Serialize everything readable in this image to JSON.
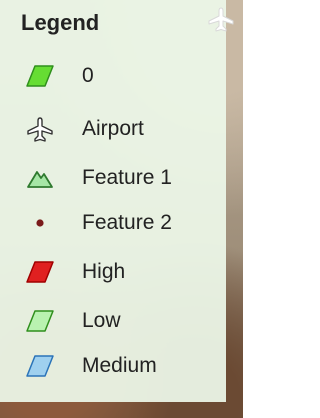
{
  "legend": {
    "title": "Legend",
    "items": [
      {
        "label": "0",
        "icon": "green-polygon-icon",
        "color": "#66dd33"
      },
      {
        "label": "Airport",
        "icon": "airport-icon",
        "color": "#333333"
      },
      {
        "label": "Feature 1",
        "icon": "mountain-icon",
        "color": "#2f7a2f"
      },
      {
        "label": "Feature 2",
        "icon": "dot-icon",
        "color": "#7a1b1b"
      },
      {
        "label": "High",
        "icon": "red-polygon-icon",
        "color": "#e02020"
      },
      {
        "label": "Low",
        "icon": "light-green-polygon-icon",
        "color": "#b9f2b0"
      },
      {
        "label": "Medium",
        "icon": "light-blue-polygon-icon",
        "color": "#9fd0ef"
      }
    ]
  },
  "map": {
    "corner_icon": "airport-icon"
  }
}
========
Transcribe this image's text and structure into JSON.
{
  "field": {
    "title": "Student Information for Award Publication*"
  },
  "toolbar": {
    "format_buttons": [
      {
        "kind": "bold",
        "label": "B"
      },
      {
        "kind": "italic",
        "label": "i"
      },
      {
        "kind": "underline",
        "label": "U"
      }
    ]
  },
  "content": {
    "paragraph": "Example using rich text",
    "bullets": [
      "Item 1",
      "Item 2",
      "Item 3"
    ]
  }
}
========
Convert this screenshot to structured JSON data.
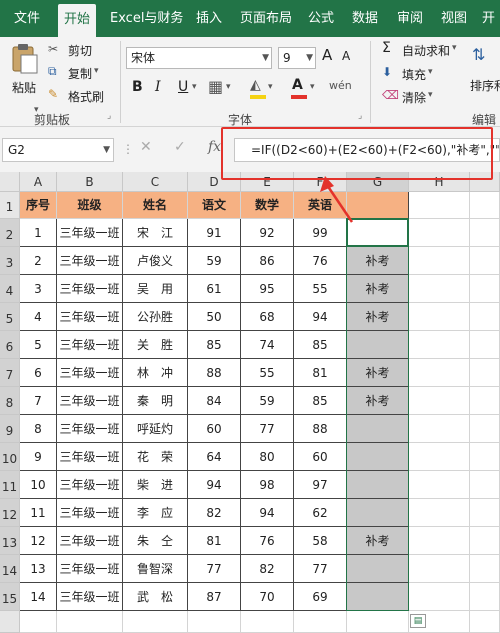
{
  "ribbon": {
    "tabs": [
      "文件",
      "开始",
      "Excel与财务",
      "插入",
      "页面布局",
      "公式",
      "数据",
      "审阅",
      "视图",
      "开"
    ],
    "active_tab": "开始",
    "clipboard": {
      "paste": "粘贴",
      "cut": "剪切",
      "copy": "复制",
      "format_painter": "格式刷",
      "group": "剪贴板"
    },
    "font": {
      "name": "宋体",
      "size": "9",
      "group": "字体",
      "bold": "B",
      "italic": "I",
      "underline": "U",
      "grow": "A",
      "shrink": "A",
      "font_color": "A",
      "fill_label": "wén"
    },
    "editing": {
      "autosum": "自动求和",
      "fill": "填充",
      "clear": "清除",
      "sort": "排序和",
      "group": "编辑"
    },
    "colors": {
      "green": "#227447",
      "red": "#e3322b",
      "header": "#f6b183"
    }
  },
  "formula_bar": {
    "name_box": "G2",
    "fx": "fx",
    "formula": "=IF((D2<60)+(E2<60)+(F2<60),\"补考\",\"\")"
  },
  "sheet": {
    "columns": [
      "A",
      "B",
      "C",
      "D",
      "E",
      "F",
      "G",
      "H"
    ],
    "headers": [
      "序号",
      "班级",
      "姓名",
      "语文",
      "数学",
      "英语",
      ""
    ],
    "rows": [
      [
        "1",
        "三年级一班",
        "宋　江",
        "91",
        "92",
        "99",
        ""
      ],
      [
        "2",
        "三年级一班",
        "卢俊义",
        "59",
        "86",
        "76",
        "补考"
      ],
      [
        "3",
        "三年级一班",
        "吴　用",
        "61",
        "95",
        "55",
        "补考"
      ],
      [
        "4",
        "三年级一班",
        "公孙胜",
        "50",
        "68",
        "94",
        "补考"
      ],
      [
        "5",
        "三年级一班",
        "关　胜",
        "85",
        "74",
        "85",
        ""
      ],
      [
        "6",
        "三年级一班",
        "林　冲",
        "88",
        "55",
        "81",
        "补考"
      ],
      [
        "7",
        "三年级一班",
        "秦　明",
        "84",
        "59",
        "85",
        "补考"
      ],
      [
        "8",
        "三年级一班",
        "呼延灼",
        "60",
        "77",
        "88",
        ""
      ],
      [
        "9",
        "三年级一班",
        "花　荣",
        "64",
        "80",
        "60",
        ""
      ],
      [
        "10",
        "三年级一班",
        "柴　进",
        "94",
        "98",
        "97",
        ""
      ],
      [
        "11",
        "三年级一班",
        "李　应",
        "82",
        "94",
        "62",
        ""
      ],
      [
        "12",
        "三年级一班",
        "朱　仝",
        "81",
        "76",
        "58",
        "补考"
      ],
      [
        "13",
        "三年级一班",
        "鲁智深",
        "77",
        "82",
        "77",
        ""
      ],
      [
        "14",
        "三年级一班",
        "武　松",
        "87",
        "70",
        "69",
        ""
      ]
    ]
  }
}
========
Pick out and copy the lines of the entries that hold the string "green".

        "icon": "green-polygon-icon",
        "icon": "light-green-polygon-icon",
      "green": "#227447",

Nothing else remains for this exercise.